[Start of PAGE]
Daily Development for
Wednesday, November 9, 2000
By: Patrick A. Randolph,
Jr.
Professor of Law
UMKC School of Law
Of Counsel: Blackwell Sanders Peper Martin
Kansas City, Missouri
randolphp@umkc.edu
SERVITUDES; VALIDITY:
Provision in CC&R's requiring that association and homeowners proceed to
binding arbitration on construction or design defect claims is
"unconscionable" and void.
Villa Milano Homeowners
Association v. Il Davorge, 00 C.D.O.S. 8968 , No. G023526 (Cal. App. (4th Dist)
11/6/00)
The court notes that this
is a case of first impression.
The clause in question in
fact required that *any* dispute between the homeowners or the association on
one side and the developer on the other side was required to be submitted to
binding arbitration. The clause was included in CC&R's recorded two years
before the sale of the first unit. In fact, the developer later failed and the
property passed at foreclosure to its construction lender, and the units were
sold thereafter.
[End of PAGE]
[Start of RECORDS SUPPLIED]
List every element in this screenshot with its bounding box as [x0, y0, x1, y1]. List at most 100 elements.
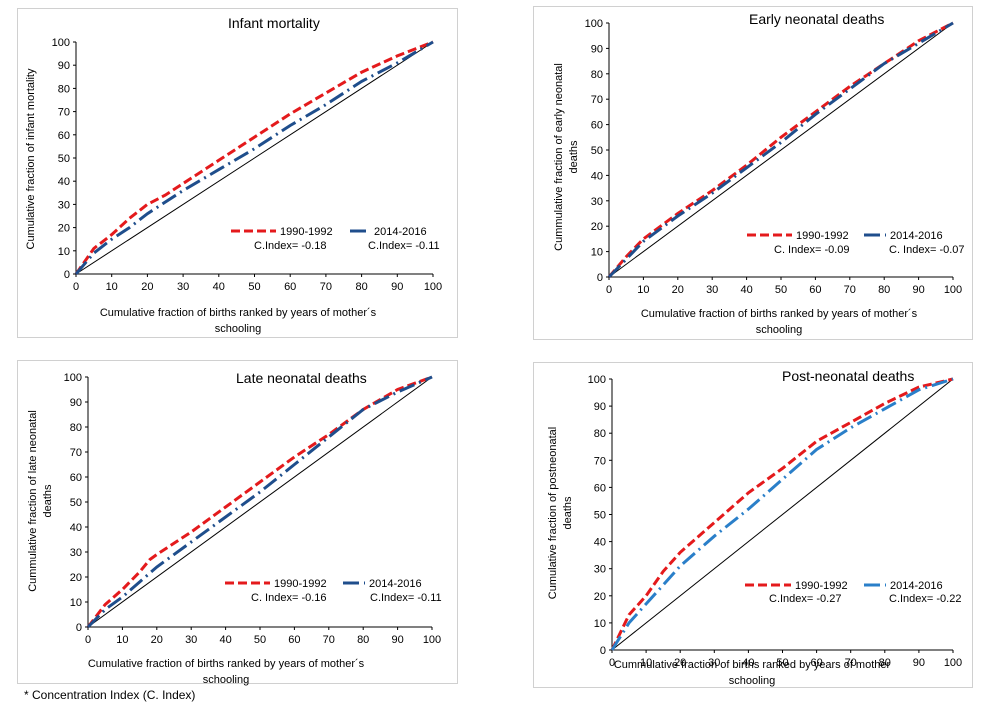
- concentration-index-label-1: C.Index= -0.11: [368, 240, 440, 252]
- series-line-0: [607, 21, 954, 278]
- y-tick-label: 100: [64, 372, 82, 384]
- y-tick-label: 10: [591, 247, 603, 259]
- chart-post-neonatal: Post-neonatal deaths 0 10 20 30 40 50 60 70 80 90 1…: [547, 368, 962, 687]
- x-axis-label: schooling: [756, 324, 802, 336]
- y-tick-label: 60: [591, 120, 603, 132]
- y-tick-label: 50: [58, 153, 70, 165]
- series-line-1: [86, 375, 433, 629]
- x-tick-label: 90: [912, 284, 924, 296]
- y-tick-label: 80: [594, 428, 606, 440]
- y-tick-label: 70: [594, 455, 606, 467]
- x-tick-label: 10: [637, 284, 649, 296]
- x-tick-label: 80: [879, 657, 891, 669]
- x-tick-label: 80: [878, 284, 890, 296]
- x-tick-label: 10: [640, 657, 652, 669]
- x-tick-label: 40: [213, 281, 225, 293]
- legend-label-1: 2014-2016: [890, 580, 943, 592]
- series-line-0: [74, 40, 434, 275]
- legend-label-0: 1990-1992: [796, 230, 849, 242]
- series-line-0: [610, 377, 954, 651]
- y-tick-label: 0: [600, 645, 606, 657]
- concentration-index-label-1: C.Index= -0.22: [889, 593, 961, 605]
- x-axis-label: schooling: [203, 674, 249, 686]
- y-tick-label: 100: [588, 374, 606, 386]
- y-tick-label: 40: [58, 176, 70, 188]
- y-tick-label: 90: [70, 397, 82, 409]
- concentration-index-label-0: C. Index= -0.16: [251, 592, 327, 604]
- x-tick-label: 100: [424, 281, 442, 293]
- legend-label-0: 1990-1992: [274, 578, 327, 590]
- y-axis-label: deaths: [562, 496, 574, 530]
- x-tick-label: 70: [320, 281, 332, 293]
- chart-panel-early-neonatal: Early neonatal deaths 0 10 20 30 40 50 60 70 80 90…: [533, 6, 973, 340]
- chart-panel-infant-mortality: Infant mortality 0 10 20 30 40 50 60 70 80 90 100 0 1…: [17, 8, 458, 338]
- y-tick-label: 0: [597, 272, 603, 284]
- y-tick-label: 100: [52, 37, 70, 49]
- equality-line: [87, 376, 433, 628]
- y-tick-label: 20: [594, 591, 606, 603]
- x-tick-label: 20: [672, 284, 684, 296]
- y-tick-label: 90: [58, 60, 70, 72]
- x-tick-label: 40: [219, 634, 231, 646]
- equality-line: [608, 22, 954, 278]
- x-tick-label: 100: [423, 634, 441, 646]
- x-tick-label: 100: [944, 284, 962, 296]
- x-axis-label: Cumulative fraction of births ranked by …: [88, 658, 365, 670]
- y-tick-label: 40: [594, 537, 606, 549]
- y-tick-label: 60: [70, 472, 82, 484]
- x-tick-label: 20: [151, 634, 163, 646]
- x-tick-label: 90: [391, 281, 403, 293]
- x-tick-label: 100: [944, 657, 962, 669]
- x-tick-label: 30: [706, 284, 718, 296]
- x-axis-label: schooling: [729, 675, 775, 687]
- x-tick-label: 0: [606, 284, 612, 296]
- y-tick-label: 50: [594, 510, 606, 522]
- y-tick-label: 80: [70, 422, 82, 434]
- y-tick-label: 20: [591, 221, 603, 233]
- concentration-index-label-1: C.Index= -0.11: [370, 592, 442, 604]
- y-tick-label: 20: [58, 223, 70, 235]
- x-tick-label: 50: [775, 284, 787, 296]
- y-tick-label: 40: [591, 170, 603, 182]
- chart-early-neonatal: Early neonatal deaths 0 10 20 30 40 50 60 70 80 90…: [553, 11, 965, 336]
- x-tick-label: 80: [357, 634, 369, 646]
- x-tick-label: 40: [740, 284, 752, 296]
- series-line-1: [610, 377, 954, 651]
- chart-title: Post-neonatal deaths: [782, 368, 914, 384]
- y-tick-label: 90: [594, 401, 606, 413]
- y-tick-label: 80: [58, 83, 70, 95]
- equality-line: [75, 41, 434, 275]
- concentration-index-label-0: C.Index= -0.27: [769, 593, 841, 605]
- chart-title: Early neonatal deaths: [749, 11, 884, 27]
- y-tick-label: 100: [585, 18, 603, 30]
- y-tick-label: 30: [70, 547, 82, 559]
- legend-label-1: 2014-2016: [890, 230, 943, 242]
- x-tick-label: 60: [810, 657, 822, 669]
- x-axis-label: Cummulative fraction of births ranked by…: [614, 659, 891, 671]
- y-tick-label: 70: [70, 447, 82, 459]
- x-axis-label: schooling: [215, 323, 261, 335]
- concentration-index-label-1: C. Index= -0.07: [889, 244, 965, 256]
- concentration-index-label-0: C. Index= -0.09: [774, 244, 850, 256]
- x-tick-label: 10: [106, 281, 118, 293]
- x-tick-label: 0: [85, 634, 91, 646]
- y-tick-label: 50: [70, 497, 82, 509]
- y-axis-label: Cumulative fraction of infant mortality: [25, 68, 37, 249]
- y-tick-label: 30: [58, 199, 70, 211]
- x-tick-label: 40: [742, 657, 754, 669]
- y-tick-label: 0: [64, 269, 70, 281]
- y-tick-label: 50: [591, 145, 603, 157]
- x-tick-label: 70: [845, 657, 857, 669]
- y-axis-label: deaths: [42, 484, 54, 518]
- chart-panel-post-neonatal: Post-neonatal deaths 0 10 20 30 40 50 60 70 80 90 1…: [533, 362, 973, 688]
- chart-late-neonatal: Late neonatal deaths 0 10 20 30 40 50 60 70 80 90 1…: [27, 370, 442, 686]
- x-tick-label: 20: [141, 281, 153, 293]
- legend-label-1: 2014-2016: [374, 226, 427, 238]
- x-tick-label: 10: [116, 634, 128, 646]
- y-tick-label: 10: [70, 597, 82, 609]
- x-tick-label: 30: [177, 281, 189, 293]
- equality-line: [611, 378, 954, 651]
- x-tick-label: 70: [323, 634, 335, 646]
- y-tick-label: 70: [58, 107, 70, 119]
- x-axis-label: Cumulative fraction of births ranked by …: [641, 308, 918, 320]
[End of RECORDS SUPPLIED]
Write out the part of the Villa Milano case note starting with "Professor of Law" and going on through "App. (4th Dist)", word for word.

• TASK SOLUTION
Professor of Law
UMKC School of Law
Of Counsel: Blackwell Sanders Peper Martin
Kansas City, Missouri
randolphp@umkc.edu
SERVITUDES; VALIDITY:
Provision in CC&R's requiring that association and homeowners proceed to
binding arbitration on construction or design defect claims is
"unconscionable" and void.
Villa Milano Homeowners
Association v. Il Davorge, 00 C.D.O.S. 8968 , No. G023526 (Cal. App. (4th Dist)